- **To be done**
Quote, without change, all of the lines that follow.

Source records
»»

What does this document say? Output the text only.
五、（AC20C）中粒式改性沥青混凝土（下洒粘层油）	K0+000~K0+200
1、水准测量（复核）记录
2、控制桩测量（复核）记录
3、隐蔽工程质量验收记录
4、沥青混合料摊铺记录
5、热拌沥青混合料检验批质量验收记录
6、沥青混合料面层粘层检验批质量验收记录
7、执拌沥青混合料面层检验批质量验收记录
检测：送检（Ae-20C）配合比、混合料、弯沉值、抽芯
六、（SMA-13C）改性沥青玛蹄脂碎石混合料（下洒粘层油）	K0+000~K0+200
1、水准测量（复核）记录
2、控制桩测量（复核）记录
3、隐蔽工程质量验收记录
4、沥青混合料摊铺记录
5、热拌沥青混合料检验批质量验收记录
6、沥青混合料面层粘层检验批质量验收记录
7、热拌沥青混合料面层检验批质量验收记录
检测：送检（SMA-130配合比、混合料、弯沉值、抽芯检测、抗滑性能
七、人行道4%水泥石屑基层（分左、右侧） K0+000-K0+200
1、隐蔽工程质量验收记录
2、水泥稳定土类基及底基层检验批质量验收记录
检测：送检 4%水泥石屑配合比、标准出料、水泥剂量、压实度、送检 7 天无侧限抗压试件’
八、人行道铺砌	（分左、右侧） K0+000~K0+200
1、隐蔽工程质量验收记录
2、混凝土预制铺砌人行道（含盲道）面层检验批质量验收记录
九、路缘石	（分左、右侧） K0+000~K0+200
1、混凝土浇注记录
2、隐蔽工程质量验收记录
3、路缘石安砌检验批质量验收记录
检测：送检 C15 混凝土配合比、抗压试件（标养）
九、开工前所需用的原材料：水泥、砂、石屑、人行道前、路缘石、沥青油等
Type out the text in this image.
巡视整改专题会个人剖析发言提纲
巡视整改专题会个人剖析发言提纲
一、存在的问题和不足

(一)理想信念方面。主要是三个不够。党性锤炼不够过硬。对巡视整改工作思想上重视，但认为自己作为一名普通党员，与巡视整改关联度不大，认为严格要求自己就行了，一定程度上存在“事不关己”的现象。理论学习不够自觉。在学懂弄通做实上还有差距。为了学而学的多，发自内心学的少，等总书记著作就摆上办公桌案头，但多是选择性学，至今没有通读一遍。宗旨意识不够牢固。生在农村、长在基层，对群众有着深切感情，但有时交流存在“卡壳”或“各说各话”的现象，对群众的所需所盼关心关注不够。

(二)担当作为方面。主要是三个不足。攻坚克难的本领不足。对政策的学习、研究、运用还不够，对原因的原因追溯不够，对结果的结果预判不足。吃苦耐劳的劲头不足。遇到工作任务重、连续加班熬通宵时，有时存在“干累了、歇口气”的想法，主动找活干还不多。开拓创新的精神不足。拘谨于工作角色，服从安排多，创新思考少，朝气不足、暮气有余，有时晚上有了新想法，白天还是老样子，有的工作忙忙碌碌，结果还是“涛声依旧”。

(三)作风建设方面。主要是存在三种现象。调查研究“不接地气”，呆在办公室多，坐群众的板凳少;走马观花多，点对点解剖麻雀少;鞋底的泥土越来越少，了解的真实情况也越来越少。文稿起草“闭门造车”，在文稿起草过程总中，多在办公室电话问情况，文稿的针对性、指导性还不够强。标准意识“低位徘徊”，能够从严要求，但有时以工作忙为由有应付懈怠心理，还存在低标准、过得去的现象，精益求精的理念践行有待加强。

««

- **Worked solution**
What does this document say? Output the text only.
五、（AC20C）中粒式改性沥青混凝土（下洒粘层油）	K0+000~K0+200
1、水准测量（复核）记录
2、控制桩测量（复核）记录
3、隐蔽工程质量验收记录
4、沥青混合料摊铺记录
5、热拌沥青混合料检验批质量验收记录
6、沥青混合料面层粘层检验批质量验收记录
7、执拌沥青混合料面层检验批质量验收记录
检测：送检（Ae-20C）配合比、混合料、弯沉值、抽芯
六、（SMA-13C）改性沥青玛蹄脂碎石混合料（下洒粘层油）	K0+000~K0+200
1、水准测量（复核）记录
2、控制桩测量（复核）记录
3、隐蔽工程质量验收记录
4、沥青混合料摊铺记录
5、热拌沥青混合料检验批质量验收记录
6、沥青混合料面层粘层检验批质量验收记录
7、热拌沥青混合料面层检验批质量验收记录
检测：送检（SMA-130配合比、混合料、弯沉值、抽芯检测、抗滑性能
七、人行道4%水泥石屑基层（分左、右侧） K0+000-K0+200
1、隐蔽工程质量验收记录
2、水泥稳定土类基及底基层检验批质量验收记录
检测：送检 4%水泥石屑配合比、标准出料、水泥剂量、压实度、送检 7 天无侧限抗压试件’
八、人行道铺砌	（分左、右侧） K0+000~K0+200
1、隐蔽工程质量验收记录
2、混凝土预制铺砌人行道（含盲道）面层检验批质量验收记录
九、路缘石	（分左、右侧） K0+000~K0+200
1、混凝土浇注记录
2、隐蔽工程质量验收记录
3、路缘石安砌检验批质量验收记录
检测：送检 C15 混凝土配合比、抗压试件（标养）
九、开工前所需用的原材料：水泥、砂、石屑、人行道前、路缘石、沥青油等
Type out the text in this image.
巡视整改专题会个人剖析发言提纲
巡视整改专题会个人剖析发言提纲
一、存在的问题和不足

(一)理想信念方面。主要是三个不够。党性锤炼不够过硬。对巡视整改工作思想上重视，但认为自己作为一名普通党员，与巡视整改关联度不大，认为严格要求自己就行了，一定程度上存在“事不关己”的现象。理论学习不够自觉。在学懂弄通做实上还有差距。为了学而学的多，发自内心学的少，等总书记著作就摆上办公桌案头，但多是选择性学，至今没有通读一遍。宗旨意识不够牢固。生在农村、长在基层，对群众有着深切感情，但有时交流存在“卡壳”或“各说各话”的现象，对群众的所需所盼关心关注不够。

(二)担当作为方面。主要是三个不足。攻坚克难的本领不足。对政策的学习、研究、运用还不够，对原因的原因追溯不够，对结果的结果预判不足。吃苦耐劳的劲头不足。遇到工作任务重、连续加班熬通宵时，有时存在“干累了、歇口气”的想法，主动找活干还不多。开拓创新的精神不足。拘谨于工作角色，服从安排多，创新思考少，朝气不足、暮气有余，有时晚上有了新想法，白天还是老样子，有的工作忙忙碌碌，结果还是“涛声依旧”。

(三)作风建设方面。主要是存在三种现象。调查研究“不接地气”，呆在办公室多，坐群众的板凳少;走马观花多，点对点解剖麻雀少;鞋底的泥土越来越少，了解的真实情况也越来越少。文稿起草“闭门造车”，在文稿起草过程总中，多在办公室电话问情况，文稿的针对性、指导性还不够强。标准意识“低位徘徊”，能够从严要求，但有时以工作忙为由有应付懈怠心理，还存在低标准、过得去的现象，精益求精的理念践行有待加强。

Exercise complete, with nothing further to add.